----- Supplied data -----

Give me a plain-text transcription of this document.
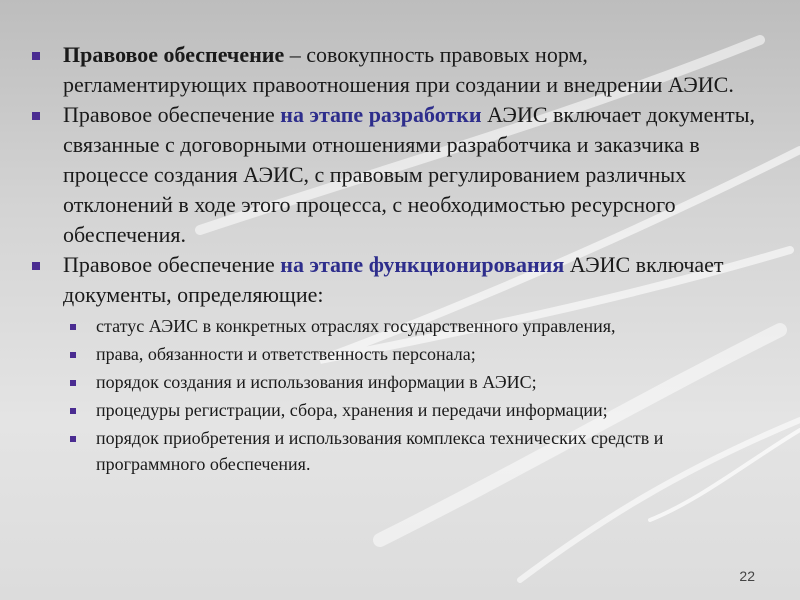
Правовое обеспечение – совокупность правовых норм, регламентирующих правоотношения при создании и внедрении АЭИС.
Правовое обеспечение на этапе разработки АЭИС включает документы, связанные с договорными отношениями разработчика и заказчика в процессе создания АЭИС, с правовым регулированием различных отклонений в ходе этого процесса, с необходимостью ресурсного обеспечения.
Правовое обеспечение на этапе функционирования АЭИС включает документы, определяющие:
статус АЭИС в конкретных отраслях государственного управления,
права, обязанности и ответственность персонала;
порядок создания и использования информации в АЭИС;
процедуры регистрации, сбора, хранения и передачи информации;
порядок приобретения и использования комплекса технических средств и программного обеспечения.
22
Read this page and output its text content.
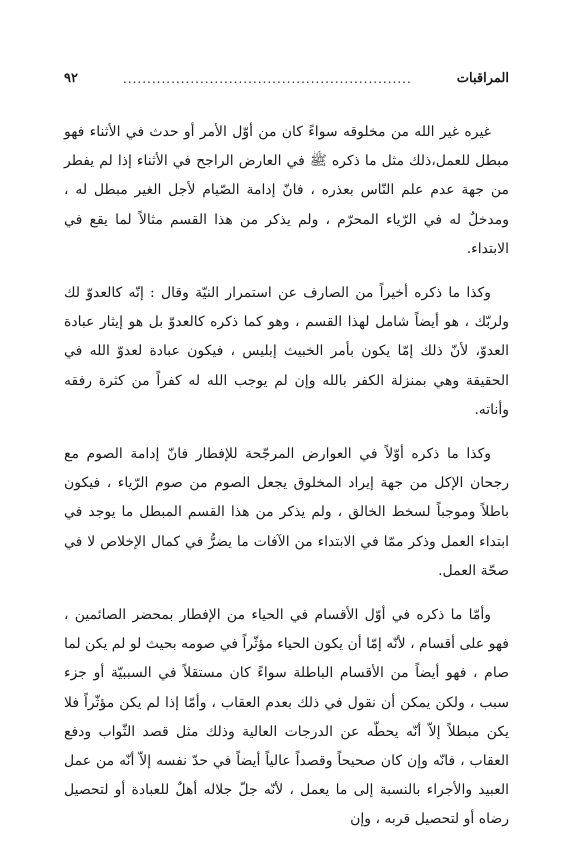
المراقبات
............................................................
٩٢

غيره غير الله من مخلوقه سواءً كان من أوّل الأمر أو حدث في الأثناء فهو مبطل للعمل،ذلك مثل ما ذكره ﷺ في العارض الراجح في الأثناء إذا لم يفطر من جهة عدم علم النّاس بعذره ، فانّ إدامة الصّيام لأجل الغير مبطل له ، ومدخلٌ له في الرّياء المحرّم ، ولم يذكر من هذا القسم مثالاً لما يقع في الابتداء.

وكذا ما ذكره أخيراً من الصارف عن استمرار النيّة وقال : إنّه كالعدوّ لك ولربّك ، هو أيضاً شامل لهذا القسم ، وهو كما ذكره كالعدوّ بل هو إيثار عبادة العدوّ، لأنّ ذلك إمّا يكون بأمر الخبيث إبليس ، فيكون عبادة لعدوّ الله في الحقيقة وهي بمنزلة الكفر بالله وإن لم يوجب الله له كفراً من كثرة رفقه وأناته.

وكذا ما ذكره أوّلاً في العوارض المرجّحة للإفطار فانّ إدامة الصوم مع رجحان الإكل من جهة إيراد المخلوق يجعل الصوم من صوم الرّياء ، فيكون باطلاً وموجباً لسخط الخالق ، ولم يذكر من هذا القسم المبطل ما يوجد في ابتداء العمل وذكر ممّا في الابتداء من الآفات ما يضرُّ في كمال الإخلاص لا في صحّة العمل.

وأمّا ما ذكره في أوّل الأقسام في الحياء من الإفطار بمحضر الصائمين ، فهو على أقسام ، لأنّه إمّا أن يكون الحياء مؤثّراً في صومه بحيث لو لم يكن لما صام ، فهو أيضاً من الأقسام الباطلة سواءً كان مستقلاً في السببيّة أو جزء سبب ، ولكن يمكن أن نقول في ذلك بعدم العقاب ، وأمّا إذا لم يكن مؤثّراً فلا يكن مبطلاً إلاّ أنّه يحطّه عن الدرجات العالية وذلك مثل قصد الثّواب ودفع العقاب ، فانّه وإن كان صحيحاً وقصداً عالياً أيضاً في حدّ نفسه إلاّ أنّه من عمل العبيد والأجراء بالنسبة إلى ما يعمل ، لأنّه جلّ جلاله أهلٌ للعبادة أو لتحصيل رضاه أو لتحصيل قربه ، وإن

-----

== The problem ==
Find the line containing "Read this page and output its text content.", then extract it and every line after it to the end of the data above, exactly and nothing else, without pictures.

== In response ==
Read this page and output its text content.
المراقبات
............................................................
٩٢

غيره غير الله من مخلوقه سواءً كان من أوّل الأمر أو حدث في الأثناء فهو مبطل للعمل،ذلك مثل ما ذكره ﷺ في العارض الراجح في الأثناء إذا لم يفطر من جهة عدم علم النّاس بعذره ، فانّ إدامة الصّيام لأجل الغير مبطل له ، ومدخلٌ له في الرّياء المحرّم ، ولم يذكر من هذا القسم مثالاً لما يقع في الابتداء.

وكذا ما ذكره أخيراً من الصارف عن استمرار النيّة وقال : إنّه كالعدوّ لك ولربّك ، هو أيضاً شامل لهذا القسم ، وهو كما ذكره كالعدوّ بل هو إيثار عبادة العدوّ، لأنّ ذلك إمّا يكون بأمر الخبيث إبليس ، فيكون عبادة لعدوّ الله في الحقيقة وهي بمنزلة الكفر بالله وإن لم يوجب الله له كفراً من كثرة رفقه وأناته.

وكذا ما ذكره أوّلاً في العوارض المرجّحة للإفطار فانّ إدامة الصوم مع رجحان الإكل من جهة إيراد المخلوق يجعل الصوم من صوم الرّياء ، فيكون باطلاً وموجباً لسخط الخالق ، ولم يذكر من هذا القسم المبطل ما يوجد في ابتداء العمل وذكر ممّا في الابتداء من الآفات ما يضرُّ في كمال الإخلاص لا في صحّة العمل.

وأمّا ما ذكره في أوّل الأقسام في الحياء من الإفطار بمحضر الصائمين ، فهو على أقسام ، لأنّه إمّا أن يكون الحياء مؤثّراً في صومه بحيث لو لم يكن لما صام ، فهو أيضاً من الأقسام الباطلة سواءً كان مستقلاً في السببيّة أو جزء سبب ، ولكن يمكن أن نقول في ذلك بعدم العقاب ، وأمّا إذا لم يكن مؤثّراً فلا يكن مبطلاً إلاّ أنّه يحطّه عن الدرجات العالية وذلك مثل قصد الثّواب ودفع العقاب ، فانّه وإن كان صحيحاً وقصداً عالياً أيضاً في حدّ نفسه إلاّ أنّه من عمل العبيد والأجراء بالنسبة إلى ما يعمل ، لأنّه جلّ جلاله أهلٌ للعبادة أو لتحصيل رضاه أو لتحصيل قربه ، وإن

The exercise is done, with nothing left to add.